▶ **TASK DETAILS**:
The answer is a single number: how many lines hold the string "nSmall".

[Source records]
|---|

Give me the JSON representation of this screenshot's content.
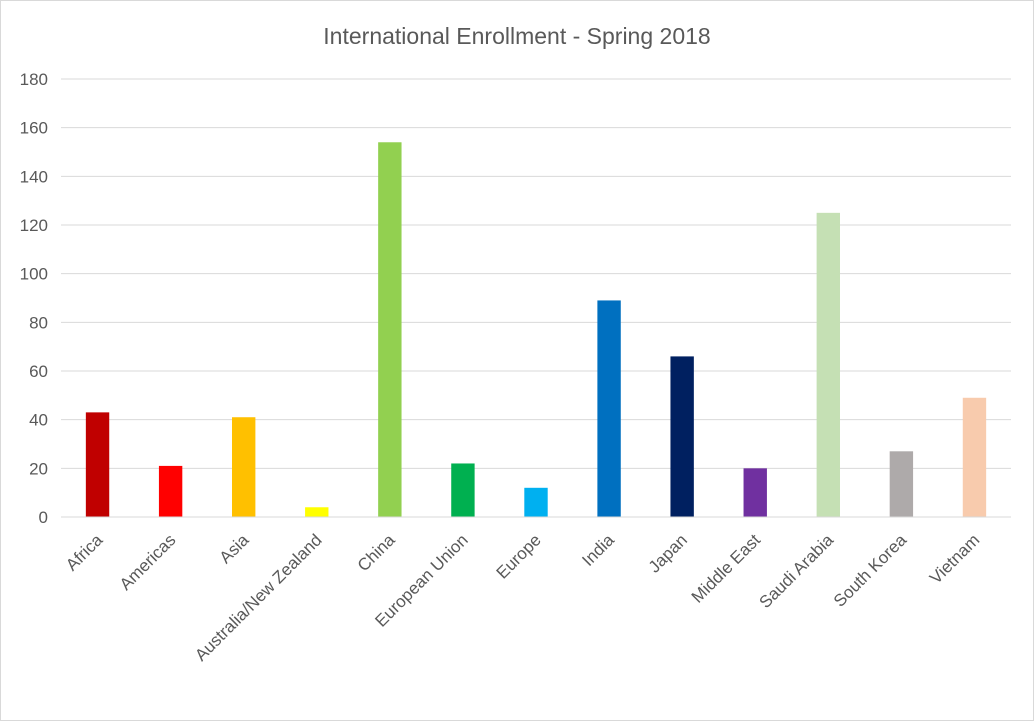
{
  "chart_data": {
    "type": "bar",
    "title": "International Enrollment - Spring 2018",
    "xlabel": "",
    "ylabel": "",
    "ylim": [
      0,
      180
    ],
    "yticks": [
      0,
      20,
      40,
      60,
      80,
      100,
      120,
      140,
      160,
      180
    ],
    "grid": true,
    "legend": "none",
    "categories": [
      "Africa",
      "Americas",
      "Asia",
      "Australia/New Zealand",
      "China",
      "European Union",
      "Europe",
      "India",
      "Japan",
      "Middle East",
      "Saudi Arabia",
      "South Korea",
      "Vietnam"
    ],
    "values": [
      43,
      21,
      41,
      4,
      154,
      22,
      12,
      89,
      66,
      20,
      125,
      27,
      49
    ],
    "colors": [
      "#C00000",
      "#FF0000",
      "#FFC000",
      "#FFFF00",
      "#92D050",
      "#00B050",
      "#00B0F0",
      "#0070C0",
      "#002060",
      "#7030A0",
      "#C5E0B4",
      "#AEAAAA",
      "#F8CBAD"
    ]
  }
}
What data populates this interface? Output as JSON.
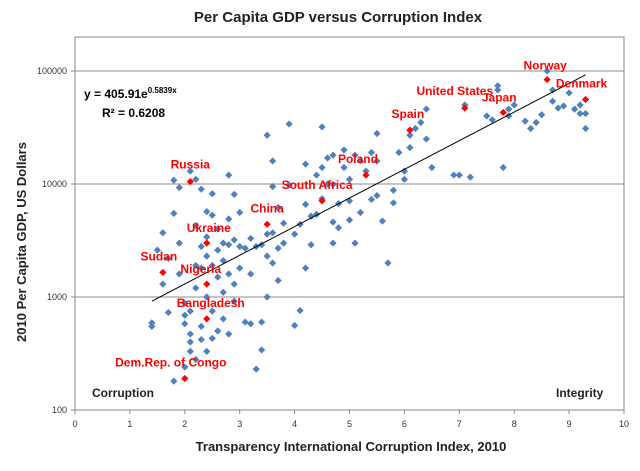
{
  "chart_data": {
    "type": "scatter",
    "title": "Per Capita GDP versus Corruption Index",
    "xlabel": "Transparency International  Corruption Index, 2010",
    "ylabel": "2010 Per Capita GDP, US Dollars",
    "x_ticks": [
      "0",
      "1",
      "2",
      "3",
      "4",
      "5",
      "6",
      "7",
      "8",
      "9",
      "10"
    ],
    "y_ticks": [
      "100",
      "1000",
      "10000",
      "100000"
    ],
    "xlim": [
      0,
      10
    ],
    "ylim": [
      100,
      200000
    ],
    "y_scale": "log",
    "grid": "horizontal",
    "legend": "none",
    "colors": {
      "points": "#4f81bd",
      "highlight": "#ff0000",
      "label": "#ff0000",
      "trendline": "#000000"
    },
    "equation_label": "y = 405.91e",
    "equation_exponent": "0.5839x",
    "r2_label": "R² = 0.6208",
    "corner_left": "Corruption",
    "corner_right": "Integrity",
    "trendline": {
      "a": 405.91,
      "b": 0.5839,
      "x_range": [
        1.4,
        9.3
      ]
    },
    "highlighted": [
      {
        "name": "Norway",
        "x": 8.6,
        "y": 84000
      },
      {
        "name": "Denmark",
        "x": 9.3,
        "y": 56000
      },
      {
        "name": "United States",
        "x": 7.1,
        "y": 47000
      },
      {
        "name": "Japan",
        "x": 7.8,
        "y": 43000
      },
      {
        "name": "Spain",
        "x": 6.1,
        "y": 30000
      },
      {
        "name": "Poland",
        "x": 5.3,
        "y": 12000
      },
      {
        "name": "Russia",
        "x": 2.1,
        "y": 10500
      },
      {
        "name": "South Africa",
        "x": 4.5,
        "y": 7100
      },
      {
        "name": "China",
        "x": 3.5,
        "y": 4400
      },
      {
        "name": "Ukraine",
        "x": 2.4,
        "y": 3000
      },
      {
        "name": "Sudan",
        "x": 1.6,
        "y": 1650
      },
      {
        "name": "Nigeria",
        "x": 2.4,
        "y": 1300
      },
      {
        "name": "Bangladesh",
        "x": 2.4,
        "y": 640
      },
      {
        "name": "Dem.Rep. of Congo",
        "x": 2.0,
        "y": 190
      }
    ],
    "points": [
      [
        1.4,
        590
      ],
      [
        1.4,
        550
      ],
      [
        1.5,
        2600
      ],
      [
        1.6,
        3700
      ],
      [
        1.6,
        1300
      ],
      [
        1.7,
        2200
      ],
      [
        1.7,
        730
      ],
      [
        1.8,
        180
      ],
      [
        1.8,
        5500
      ],
      [
        1.8,
        10800
      ],
      [
        1.9,
        9300
      ],
      [
        1.9,
        3000
      ],
      [
        1.9,
        1600
      ],
      [
        2.0,
        880
      ],
      [
        2.0,
        690
      ],
      [
        2.0,
        580
      ],
      [
        2.0,
        240
      ],
      [
        2.1,
        13000
      ],
      [
        2.1,
        400
      ],
      [
        2.1,
        330
      ],
      [
        2.1,
        470
      ],
      [
        2.1,
        750
      ],
      [
        2.2,
        11000
      ],
      [
        2.2,
        4300
      ],
      [
        2.2,
        1900
      ],
      [
        2.2,
        1200
      ],
      [
        2.2,
        280
      ],
      [
        2.3,
        9000
      ],
      [
        2.3,
        2800
      ],
      [
        2.3,
        1800
      ],
      [
        2.3,
        550
      ],
      [
        2.3,
        420
      ],
      [
        2.4,
        5700
      ],
      [
        2.4,
        3400
      ],
      [
        2.4,
        2300
      ],
      [
        2.4,
        1000
      ],
      [
        2.4,
        330
      ],
      [
        2.5,
        8200
      ],
      [
        2.5,
        5300
      ],
      [
        2.5,
        1900
      ],
      [
        2.5,
        750
      ],
      [
        2.5,
        430
      ],
      [
        2.6,
        4000
      ],
      [
        2.6,
        2600
      ],
      [
        2.6,
        1500
      ],
      [
        2.6,
        500
      ],
      [
        2.7,
        3000
      ],
      [
        2.7,
        2100
      ],
      [
        2.7,
        1100
      ],
      [
        2.7,
        640
      ],
      [
        2.8,
        12000
      ],
      [
        2.8,
        4900
      ],
      [
        2.8,
        2900
      ],
      [
        2.8,
        1600
      ],
      [
        2.8,
        470
      ],
      [
        2.9,
        8100
      ],
      [
        2.9,
        3200
      ],
      [
        2.9,
        1300
      ],
      [
        2.9,
        920
      ],
      [
        3.0,
        5600
      ],
      [
        3.0,
        2800
      ],
      [
        3.0,
        1800
      ],
      [
        3.1,
        2700
      ],
      [
        3.1,
        600
      ],
      [
        3.2,
        3300
      ],
      [
        3.2,
        1600
      ],
      [
        3.2,
        580
      ],
      [
        3.3,
        2800
      ],
      [
        3.3,
        230
      ],
      [
        3.4,
        2900
      ],
      [
        3.4,
        600
      ],
      [
        3.4,
        340
      ],
      [
        3.5,
        27000
      ],
      [
        3.5,
        3600
      ],
      [
        3.5,
        2300
      ],
      [
        3.5,
        1000
      ],
      [
        3.6,
        16000
      ],
      [
        3.6,
        9500
      ],
      [
        3.6,
        3700
      ],
      [
        3.6,
        2000
      ],
      [
        3.7,
        6200
      ],
      [
        3.7,
        2700
      ],
      [
        3.7,
        1400
      ],
      [
        3.8,
        4500
      ],
      [
        3.8,
        3000
      ],
      [
        3.9,
        34000
      ],
      [
        3.9,
        9800
      ],
      [
        4.0,
        3600
      ],
      [
        4.0,
        560
      ],
      [
        4.1,
        4400
      ],
      [
        4.1,
        760
      ],
      [
        4.2,
        15000
      ],
      [
        4.2,
        6600
      ],
      [
        4.2,
        1800
      ],
      [
        4.3,
        5200
      ],
      [
        4.3,
        2900
      ],
      [
        4.4,
        12000
      ],
      [
        4.4,
        5400
      ],
      [
        4.5,
        32000
      ],
      [
        4.5,
        14000
      ],
      [
        4.5,
        7400
      ],
      [
        4.6,
        17000
      ],
      [
        4.6,
        10000
      ],
      [
        4.7,
        18000
      ],
      [
        4.7,
        9900
      ],
      [
        4.7,
        4600
      ],
      [
        4.7,
        3000
      ],
      [
        4.8,
        6700
      ],
      [
        4.8,
        4100
      ],
      [
        4.9,
        20000
      ],
      [
        4.9,
        14000
      ],
      [
        5.0,
        11000
      ],
      [
        5.0,
        7100
      ],
      [
        5.0,
        4800
      ],
      [
        5.1,
        18000
      ],
      [
        5.1,
        3000
      ],
      [
        5.2,
        16000
      ],
      [
        5.2,
        5600
      ],
      [
        5.3,
        13000
      ],
      [
        5.4,
        19000
      ],
      [
        5.4,
        7300
      ],
      [
        5.5,
        28000
      ],
      [
        5.5,
        16000
      ],
      [
        5.5,
        7900
      ],
      [
        5.6,
        4700
      ],
      [
        5.7,
        2000
      ],
      [
        5.8,
        8800
      ],
      [
        5.8,
        6800
      ],
      [
        5.9,
        19000
      ],
      [
        6.0,
        13000
      ],
      [
        6.0,
        11000
      ],
      [
        6.1,
        27000
      ],
      [
        6.1,
        21000
      ],
      [
        6.2,
        31000
      ],
      [
        6.3,
        35000
      ],
      [
        6.4,
        46000
      ],
      [
        6.4,
        25000
      ],
      [
        6.5,
        14000
      ],
      [
        6.9,
        12000
      ],
      [
        7.0,
        12000
      ],
      [
        7.1,
        50000
      ],
      [
        7.2,
        11500
      ],
      [
        7.5,
        40000
      ],
      [
        7.6,
        37000
      ],
      [
        7.7,
        74000
      ],
      [
        7.7,
        68000
      ],
      [
        7.8,
        14000
      ],
      [
        7.9,
        40000
      ],
      [
        7.9,
        46000
      ],
      [
        8.0,
        50000
      ],
      [
        8.2,
        36000
      ],
      [
        8.3,
        31000
      ],
      [
        8.4,
        35000
      ],
      [
        8.5,
        41000
      ],
      [
        8.6,
        100000
      ],
      [
        8.7,
        54000
      ],
      [
        8.7,
        68000
      ],
      [
        8.8,
        47000
      ],
      [
        8.9,
        49000
      ],
      [
        9.0,
        64000
      ],
      [
        9.1,
        46000
      ],
      [
        9.2,
        42000
      ],
      [
        9.2,
        50000
      ],
      [
        9.3,
        42000
      ],
      [
        9.3,
        31000
      ]
    ]
  }
}
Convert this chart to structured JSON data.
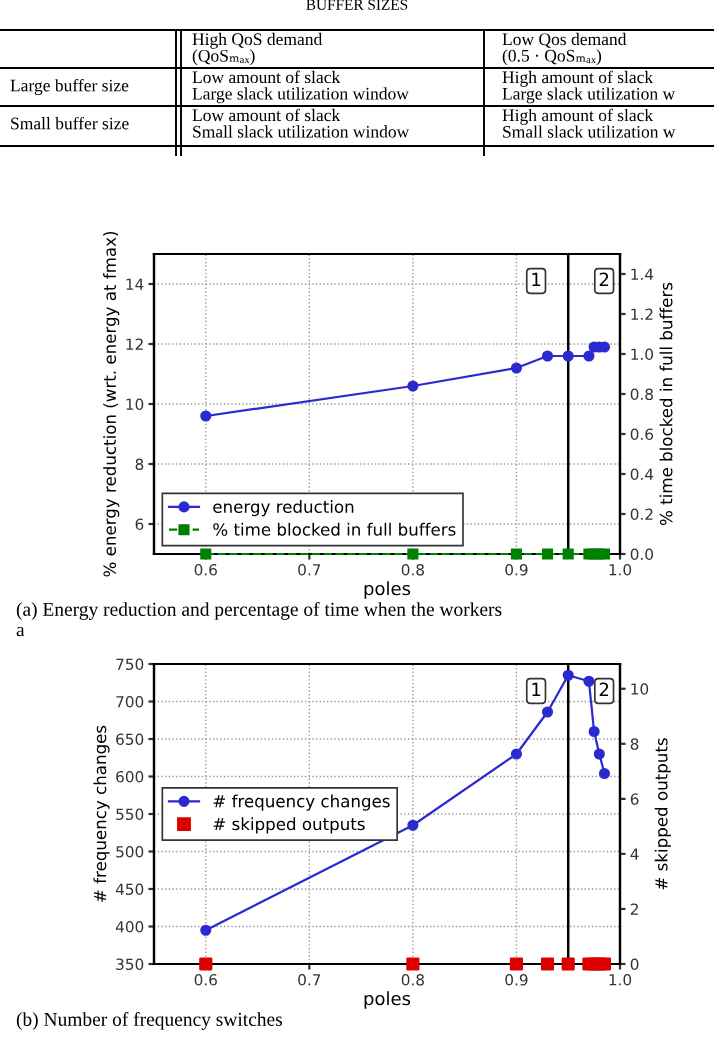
{
  "chart_data": [
    {
      "type": "other",
      "title": "BUFFER SIZES",
      "annotations": [
        "High QoS demand\n(QoSₘₐₓ)",
        "Low Qos demand\n(0.5 · QoSₘₐₓ)",
        "Large buffer size",
        "Low amount of slack\nLarge slack utilization window",
        "High amount of slack\nLarge slack utilization w",
        "Small buffer size",
        "Low amount of slack\nSmall slack utilization window",
        "High amount of slack\nSmall slack utilization w"
      ]
    },
    {
      "type": "line",
      "xlabel": "poles",
      "ylabel": "% energy reduction (wrt. energy at fmax)",
      "y2label": "% time blocked in full buffers",
      "xlim": [
        0.55,
        1.0
      ],
      "xticks": [
        0.6,
        0.7,
        0.8,
        0.9,
        {
          "value": 1,
          "label": "1.0"
        }
      ],
      "ylim": [
        5,
        15
      ],
      "yticks": [
        6,
        8,
        10,
        12,
        14
      ],
      "y2lim": [
        0,
        1.5
      ],
      "y2ticks": [
        {
          "value": 0,
          "label": "0.0"
        },
        0.2,
        0.4,
        0.6,
        0.8,
        {
          "value": 1,
          "label": "1.0"
        },
        1.2,
        1.4
      ],
      "grid": true,
      "legend": "bottom left",
      "series": [
        {
          "name": "energy reduction",
          "color": "#2a2ad0",
          "marker": "circle",
          "line_style": "solid",
          "x": [
            0.6,
            0.8,
            0.9,
            0.93,
            0.95,
            0.97,
            0.975,
            0.98,
            0.985
          ],
          "values": [
            9.6,
            10.6,
            11.2,
            11.6,
            11.6,
            11.6,
            11.9,
            11.9,
            11.9
          ]
        },
        {
          "name": "% time blocked in full buffers",
          "color": "#008000",
          "marker": "square",
          "line_style": "dashed",
          "axis": "y2",
          "x": [
            0.6,
            0.8,
            0.9,
            0.93,
            0.95,
            0.97,
            0.975,
            0.98,
            0.985
          ],
          "values": [
            0,
            0,
            0,
            0,
            0,
            0,
            0,
            0,
            0
          ]
        }
      ],
      "ref_lines": [
        {
          "axis": "x",
          "value": 0.95,
          "color": "#000000"
        }
      ],
      "annotations": [
        "1",
        "2",
        "(a) Energy reduction and percentage of time when the workers\na"
      ]
    },
    {
      "type": "line",
      "xlabel": "poles",
      "ylabel": "# frequency changes",
      "y2label": "# skipped outputs",
      "xlim": [
        0.55,
        1.0
      ],
      "xticks": [
        0.6,
        0.7,
        0.8,
        0.9,
        {
          "value": 1,
          "label": "1.0"
        }
      ],
      "ylim": [
        350,
        750
      ],
      "yticks": [
        350,
        400,
        450,
        500,
        550,
        600,
        650,
        700,
        750
      ],
      "y2lim": [
        0,
        10.9
      ],
      "y2ticks": [
        0,
        2,
        4,
        6,
        8,
        10
      ],
      "grid": true,
      "legend": "left",
      "series": [
        {
          "name": "# frequency changes",
          "color": "#2a2ad0",
          "marker": "circle",
          "line_style": "solid",
          "x": [
            0.6,
            0.8,
            0.9,
            0.93,
            0.95,
            0.97,
            0.975,
            0.98,
            0.985
          ],
          "values": [
            395,
            535,
            630,
            686,
            735,
            727,
            660,
            630,
            604
          ]
        },
        {
          "name": "# skipped outputs",
          "type": "scatter",
          "color": "#dd0000",
          "marker": "square",
          "axis": "y2",
          "x": [
            0.6,
            0.8,
            0.9,
            0.93,
            0.95,
            0.97,
            0.975,
            0.98,
            0.985
          ],
          "values": [
            0,
            0,
            0,
            0,
            0,
            0,
            0,
            0,
            0
          ]
        }
      ],
      "ref_lines": [
        {
          "axis": "x",
          "value": 0.95,
          "color": "#000000"
        }
      ],
      "annotations": [
        "1",
        "2",
        "(b) Number of frequency switches"
      ]
    }
  ]
}
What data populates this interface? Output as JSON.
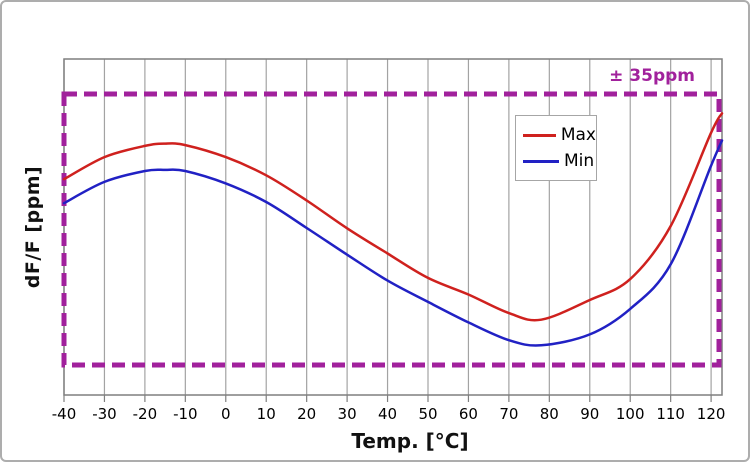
{
  "tolerance": {
    "label": "± 35ppm",
    "value_ppm": 35,
    "color": "#a1219c"
  },
  "legend": {
    "position": "upper-right-inside",
    "items": [
      {
        "label": "Max",
        "color": "#cf211e"
      },
      {
        "label": "Min",
        "color": "#2121c4"
      }
    ]
  },
  "colors": {
    "gridline": "#a3a3a3",
    "plot_border": "#7f7f7f",
    "tolerance_dash": "#a1219c",
    "max_line": "#cf211e",
    "min_line": "#2121c4",
    "text": "#111111",
    "outer_border": "#adadad"
  },
  "chart_data": {
    "type": "line",
    "title": "",
    "xlabel": "Temp. [°C]",
    "ylabel": "dF/F [ppm]",
    "xlim": [
      -40,
      122.7
    ],
    "ylim": [
      -42.8,
      44.0
    ],
    "x_ticks": [
      -40,
      -30,
      -20,
      -10,
      0,
      10,
      20,
      30,
      40,
      50,
      60,
      70,
      80,
      90,
      100,
      110,
      120
    ],
    "x_tick_labels": [
      "-40",
      "-30",
      "-20",
      "-10",
      "0",
      "10",
      "20",
      "30",
      "40",
      "50",
      "60",
      "70",
      "80",
      "90",
      "100",
      "110",
      "120"
    ],
    "grid": "vertical-only",
    "tolerance_band_ppm": 35,
    "legend_position": "upper-right-inside",
    "series": [
      {
        "name": "Max",
        "color": "#cf211e",
        "points": [
          [
            -40,
            13.0
          ],
          [
            -30,
            18.7
          ],
          [
            -20,
            21.6
          ],
          [
            -15,
            22.2
          ],
          [
            -10,
            21.8
          ],
          [
            0,
            18.7
          ],
          [
            10,
            14.0
          ],
          [
            20,
            7.5
          ],
          [
            30,
            0.3
          ],
          [
            40,
            -6.2
          ],
          [
            50,
            -12.5
          ],
          [
            60,
            -16.8
          ],
          [
            70,
            -21.6
          ],
          [
            78,
            -23.3
          ],
          [
            90,
            -18.2
          ],
          [
            100,
            -12.8
          ],
          [
            110,
            0.9
          ],
          [
            120,
            25.0
          ],
          [
            122.7,
            30.0
          ]
        ]
      },
      {
        "name": "Min",
        "color": "#2121c4",
        "points": [
          [
            -40,
            6.8
          ],
          [
            -30,
            12.3
          ],
          [
            -20,
            15.1
          ],
          [
            -15,
            15.4
          ],
          [
            -10,
            15.1
          ],
          [
            0,
            11.9
          ],
          [
            10,
            7.1
          ],
          [
            20,
            0.4
          ],
          [
            30,
            -6.5
          ],
          [
            40,
            -13.2
          ],
          [
            50,
            -18.7
          ],
          [
            60,
            -24.0
          ],
          [
            70,
            -28.6
          ],
          [
            78,
            -29.9
          ],
          [
            90,
            -27.1
          ],
          [
            100,
            -20.5
          ],
          [
            110,
            -9.0
          ],
          [
            120,
            16.5
          ],
          [
            122.7,
            23.0
          ]
        ]
      }
    ]
  }
}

|---|

▶ **RESULT**:
2